[Task prompt]: Transcribe every line of the records verbatim.

--- begin Provided records ---

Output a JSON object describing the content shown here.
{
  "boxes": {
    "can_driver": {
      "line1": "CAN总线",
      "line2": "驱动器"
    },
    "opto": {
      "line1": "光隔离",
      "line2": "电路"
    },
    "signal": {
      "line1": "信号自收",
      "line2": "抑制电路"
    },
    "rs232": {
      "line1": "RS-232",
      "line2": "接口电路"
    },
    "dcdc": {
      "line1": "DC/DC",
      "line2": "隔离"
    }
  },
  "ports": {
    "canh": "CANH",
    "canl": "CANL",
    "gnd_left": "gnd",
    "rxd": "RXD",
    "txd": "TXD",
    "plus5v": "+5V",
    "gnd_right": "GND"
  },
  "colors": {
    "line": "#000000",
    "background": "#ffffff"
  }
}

--- end Provided records ---

[Response to this exercise]:
Output a JSON object describing the content shown here.
{
  "boxes": {
    "can_driver": {
      "line1": "CAN总线",
      "line2": "驱动器"
    },
    "opto": {
      "line1": "光隔离",
      "line2": "电路"
    },
    "signal": {
      "line1": "信号自收",
      "line2": "抑制电路"
    },
    "rs232": {
      "line1": "RS-232",
      "line2": "接口电路"
    },
    "dcdc": {
      "line1": "DC/DC",
      "line2": "隔离"
    }
  },
  "ports": {
    "canh": "CANH",
    "canl": "CANL",
    "gnd_left": "gnd",
    "rxd": "RXD",
    "txd": "TXD",
    "plus5v": "+5V",
    "gnd_right": "GND"
  },
  "colors": {
    "line": "#000000",
    "background": "#ffffff"
  }
}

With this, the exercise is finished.